* REQUIRED WORK: Extract all lines containing "into".

* PROVIDED DATA:
______
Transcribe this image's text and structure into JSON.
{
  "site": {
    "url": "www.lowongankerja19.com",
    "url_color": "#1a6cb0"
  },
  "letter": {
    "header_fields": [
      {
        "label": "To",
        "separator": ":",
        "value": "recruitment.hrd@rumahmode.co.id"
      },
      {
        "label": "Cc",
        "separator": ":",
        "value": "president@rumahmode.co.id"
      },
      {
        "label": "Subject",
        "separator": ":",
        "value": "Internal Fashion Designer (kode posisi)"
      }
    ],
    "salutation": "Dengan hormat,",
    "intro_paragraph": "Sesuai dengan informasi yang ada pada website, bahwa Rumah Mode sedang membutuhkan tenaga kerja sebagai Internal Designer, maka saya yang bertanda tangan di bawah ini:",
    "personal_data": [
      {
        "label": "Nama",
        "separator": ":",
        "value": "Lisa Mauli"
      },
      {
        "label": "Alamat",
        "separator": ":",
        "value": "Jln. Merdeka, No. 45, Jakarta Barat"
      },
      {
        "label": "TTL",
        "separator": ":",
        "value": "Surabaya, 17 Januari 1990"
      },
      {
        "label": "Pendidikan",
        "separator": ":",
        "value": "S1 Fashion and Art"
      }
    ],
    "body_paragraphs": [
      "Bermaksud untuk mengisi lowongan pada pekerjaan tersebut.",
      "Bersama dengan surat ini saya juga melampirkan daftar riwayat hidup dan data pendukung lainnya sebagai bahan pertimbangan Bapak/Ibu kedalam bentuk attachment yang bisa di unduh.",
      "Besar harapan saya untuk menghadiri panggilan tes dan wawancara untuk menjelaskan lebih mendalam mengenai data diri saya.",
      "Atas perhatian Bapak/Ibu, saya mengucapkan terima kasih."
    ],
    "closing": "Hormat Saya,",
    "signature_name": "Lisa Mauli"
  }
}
______
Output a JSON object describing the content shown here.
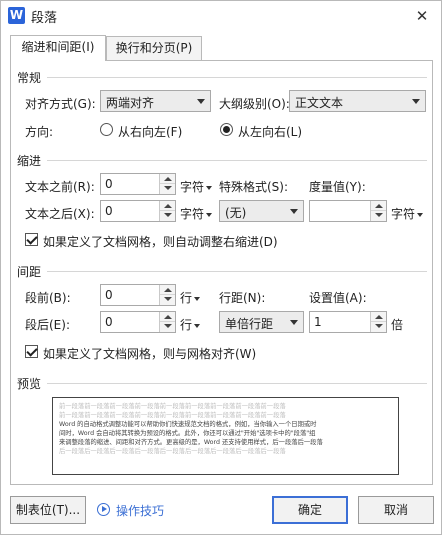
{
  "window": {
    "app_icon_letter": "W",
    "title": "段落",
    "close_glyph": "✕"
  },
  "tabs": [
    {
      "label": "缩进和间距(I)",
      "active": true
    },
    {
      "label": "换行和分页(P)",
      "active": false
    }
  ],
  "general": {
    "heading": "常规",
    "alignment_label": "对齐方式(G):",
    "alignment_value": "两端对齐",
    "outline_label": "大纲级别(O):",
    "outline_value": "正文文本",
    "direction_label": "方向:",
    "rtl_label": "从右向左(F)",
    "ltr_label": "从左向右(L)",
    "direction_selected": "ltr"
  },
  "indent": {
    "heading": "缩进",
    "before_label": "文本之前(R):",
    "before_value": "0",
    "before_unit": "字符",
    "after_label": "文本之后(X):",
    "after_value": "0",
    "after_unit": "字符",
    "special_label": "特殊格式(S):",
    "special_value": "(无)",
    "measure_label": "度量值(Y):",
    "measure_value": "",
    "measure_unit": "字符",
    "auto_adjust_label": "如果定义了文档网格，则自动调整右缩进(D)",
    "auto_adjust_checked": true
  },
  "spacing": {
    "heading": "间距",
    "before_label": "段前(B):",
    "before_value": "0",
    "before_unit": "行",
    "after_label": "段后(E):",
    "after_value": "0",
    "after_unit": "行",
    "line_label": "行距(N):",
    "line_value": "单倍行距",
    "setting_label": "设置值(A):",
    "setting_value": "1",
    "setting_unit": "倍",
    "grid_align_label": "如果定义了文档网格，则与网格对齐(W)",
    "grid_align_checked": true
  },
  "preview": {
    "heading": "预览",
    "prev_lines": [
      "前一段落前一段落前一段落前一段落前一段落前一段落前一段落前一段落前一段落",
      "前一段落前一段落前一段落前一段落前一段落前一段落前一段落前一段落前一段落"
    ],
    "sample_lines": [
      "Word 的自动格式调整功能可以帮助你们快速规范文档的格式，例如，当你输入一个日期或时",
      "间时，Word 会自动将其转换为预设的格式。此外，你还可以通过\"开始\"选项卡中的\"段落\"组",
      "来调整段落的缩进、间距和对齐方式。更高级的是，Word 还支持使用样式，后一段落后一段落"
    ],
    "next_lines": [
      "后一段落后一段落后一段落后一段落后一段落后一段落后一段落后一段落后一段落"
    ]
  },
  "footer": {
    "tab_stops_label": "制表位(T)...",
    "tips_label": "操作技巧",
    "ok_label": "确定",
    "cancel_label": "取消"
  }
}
______
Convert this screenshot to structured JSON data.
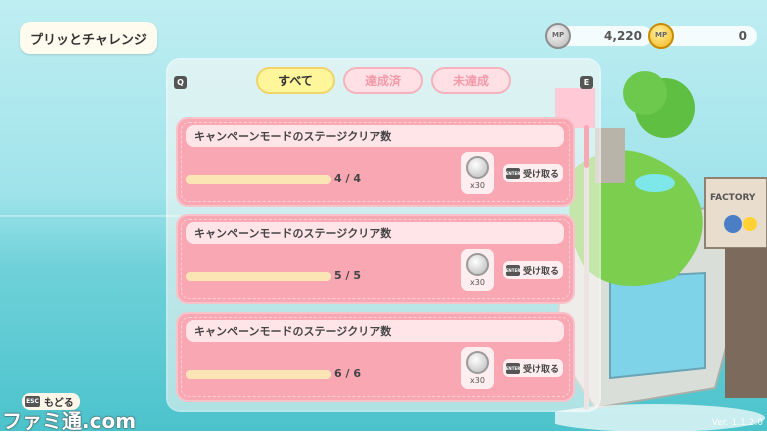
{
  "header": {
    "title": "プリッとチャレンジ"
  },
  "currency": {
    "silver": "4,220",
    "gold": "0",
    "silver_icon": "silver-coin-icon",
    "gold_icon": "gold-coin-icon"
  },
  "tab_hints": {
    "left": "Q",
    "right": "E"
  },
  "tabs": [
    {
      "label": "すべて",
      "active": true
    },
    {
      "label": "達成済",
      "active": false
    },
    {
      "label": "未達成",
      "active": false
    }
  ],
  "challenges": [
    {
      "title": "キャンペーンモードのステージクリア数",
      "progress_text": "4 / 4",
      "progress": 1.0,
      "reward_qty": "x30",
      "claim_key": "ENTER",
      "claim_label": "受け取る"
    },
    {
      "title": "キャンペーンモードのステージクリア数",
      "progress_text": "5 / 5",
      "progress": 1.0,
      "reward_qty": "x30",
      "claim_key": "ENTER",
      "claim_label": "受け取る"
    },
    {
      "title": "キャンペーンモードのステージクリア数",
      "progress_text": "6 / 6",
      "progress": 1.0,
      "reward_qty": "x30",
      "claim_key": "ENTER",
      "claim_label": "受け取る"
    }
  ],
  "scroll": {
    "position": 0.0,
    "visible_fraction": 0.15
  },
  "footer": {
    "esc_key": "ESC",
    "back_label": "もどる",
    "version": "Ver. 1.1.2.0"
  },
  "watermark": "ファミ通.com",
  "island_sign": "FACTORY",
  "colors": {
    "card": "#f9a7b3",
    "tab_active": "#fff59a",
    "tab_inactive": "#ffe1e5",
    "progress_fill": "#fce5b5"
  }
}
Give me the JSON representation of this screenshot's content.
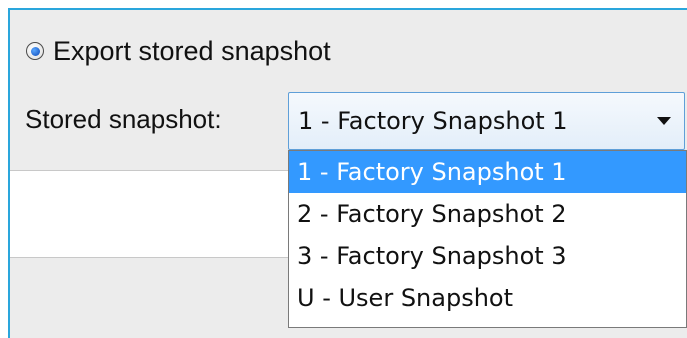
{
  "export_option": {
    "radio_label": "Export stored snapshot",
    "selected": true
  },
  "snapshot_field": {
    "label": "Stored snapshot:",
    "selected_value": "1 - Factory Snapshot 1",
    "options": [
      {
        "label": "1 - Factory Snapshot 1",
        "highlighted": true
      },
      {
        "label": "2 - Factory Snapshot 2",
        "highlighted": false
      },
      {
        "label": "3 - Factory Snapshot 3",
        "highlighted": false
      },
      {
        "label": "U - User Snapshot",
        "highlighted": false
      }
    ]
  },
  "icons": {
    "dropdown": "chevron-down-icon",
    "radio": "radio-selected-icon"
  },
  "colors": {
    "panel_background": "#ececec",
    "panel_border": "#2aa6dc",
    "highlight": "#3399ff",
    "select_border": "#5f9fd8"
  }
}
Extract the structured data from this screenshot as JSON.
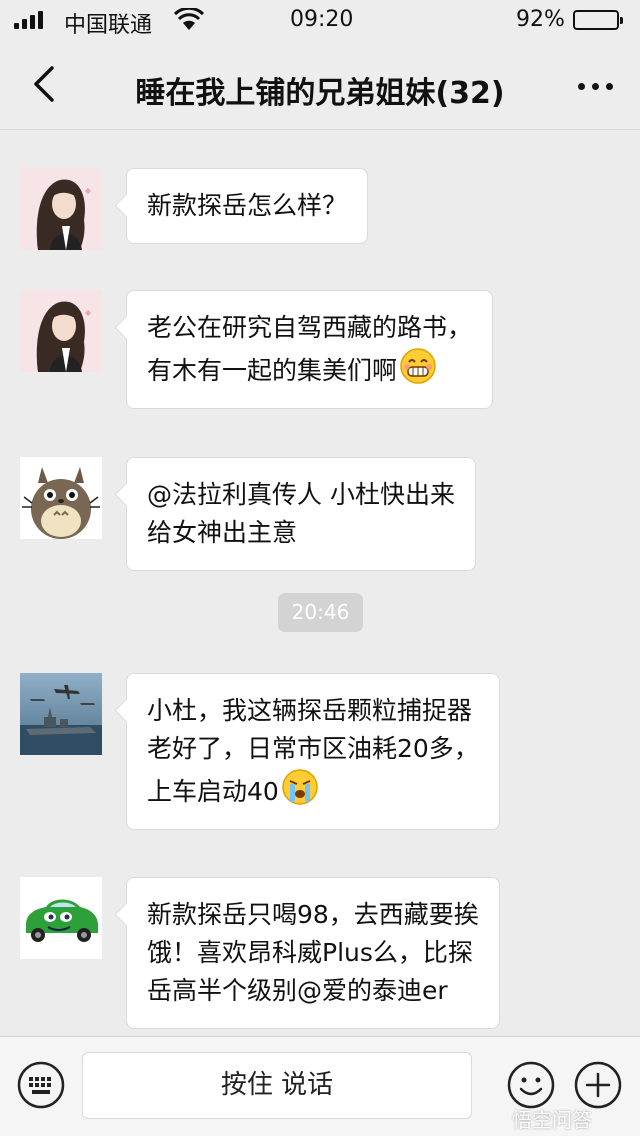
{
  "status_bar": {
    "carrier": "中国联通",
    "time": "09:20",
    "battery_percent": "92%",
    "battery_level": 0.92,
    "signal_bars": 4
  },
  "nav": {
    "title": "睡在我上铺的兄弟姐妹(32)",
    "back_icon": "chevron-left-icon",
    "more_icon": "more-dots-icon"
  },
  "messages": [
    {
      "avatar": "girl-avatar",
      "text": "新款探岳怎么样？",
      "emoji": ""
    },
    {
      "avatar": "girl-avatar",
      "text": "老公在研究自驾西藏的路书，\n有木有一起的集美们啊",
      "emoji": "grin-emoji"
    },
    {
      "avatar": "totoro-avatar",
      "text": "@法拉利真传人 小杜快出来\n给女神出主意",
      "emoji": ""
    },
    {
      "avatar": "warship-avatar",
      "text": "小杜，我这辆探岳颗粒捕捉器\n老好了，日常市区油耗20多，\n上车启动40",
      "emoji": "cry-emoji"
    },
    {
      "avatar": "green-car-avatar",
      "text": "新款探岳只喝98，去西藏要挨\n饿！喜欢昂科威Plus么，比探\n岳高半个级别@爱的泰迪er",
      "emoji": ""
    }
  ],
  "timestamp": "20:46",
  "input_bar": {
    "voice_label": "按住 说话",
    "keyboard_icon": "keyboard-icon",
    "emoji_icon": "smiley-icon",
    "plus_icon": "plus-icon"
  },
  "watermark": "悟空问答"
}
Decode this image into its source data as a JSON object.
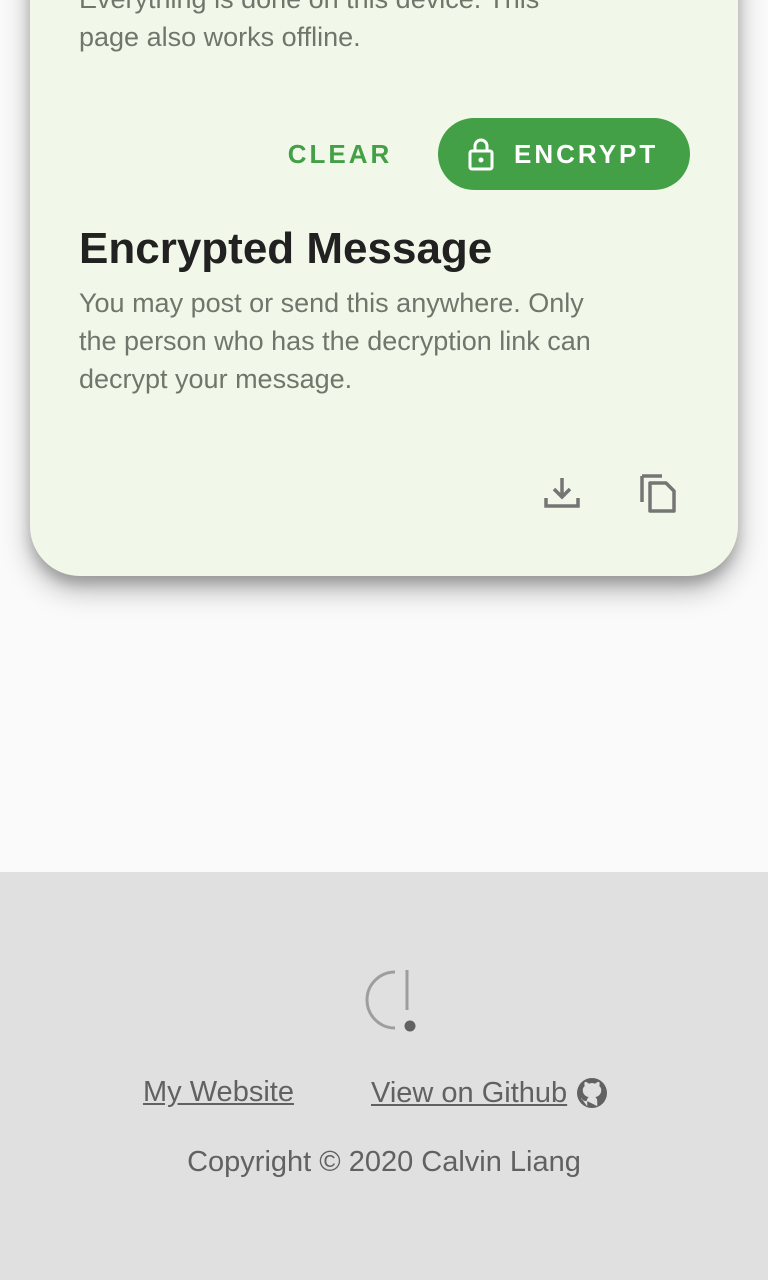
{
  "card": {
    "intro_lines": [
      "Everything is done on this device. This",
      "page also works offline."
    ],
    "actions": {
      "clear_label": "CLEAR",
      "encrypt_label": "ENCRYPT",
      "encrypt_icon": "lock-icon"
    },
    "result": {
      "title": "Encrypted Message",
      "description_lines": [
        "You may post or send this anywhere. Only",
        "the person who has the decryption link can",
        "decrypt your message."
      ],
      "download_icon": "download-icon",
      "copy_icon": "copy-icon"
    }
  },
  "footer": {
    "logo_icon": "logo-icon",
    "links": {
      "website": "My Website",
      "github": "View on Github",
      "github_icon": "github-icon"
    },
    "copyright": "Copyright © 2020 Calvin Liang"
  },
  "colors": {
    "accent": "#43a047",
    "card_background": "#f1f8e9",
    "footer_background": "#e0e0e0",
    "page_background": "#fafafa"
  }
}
______
* EXERCISE SOLUTION:
Transcribe this image's text and structure into JSON.
Decode this image into its source data as a JSON object.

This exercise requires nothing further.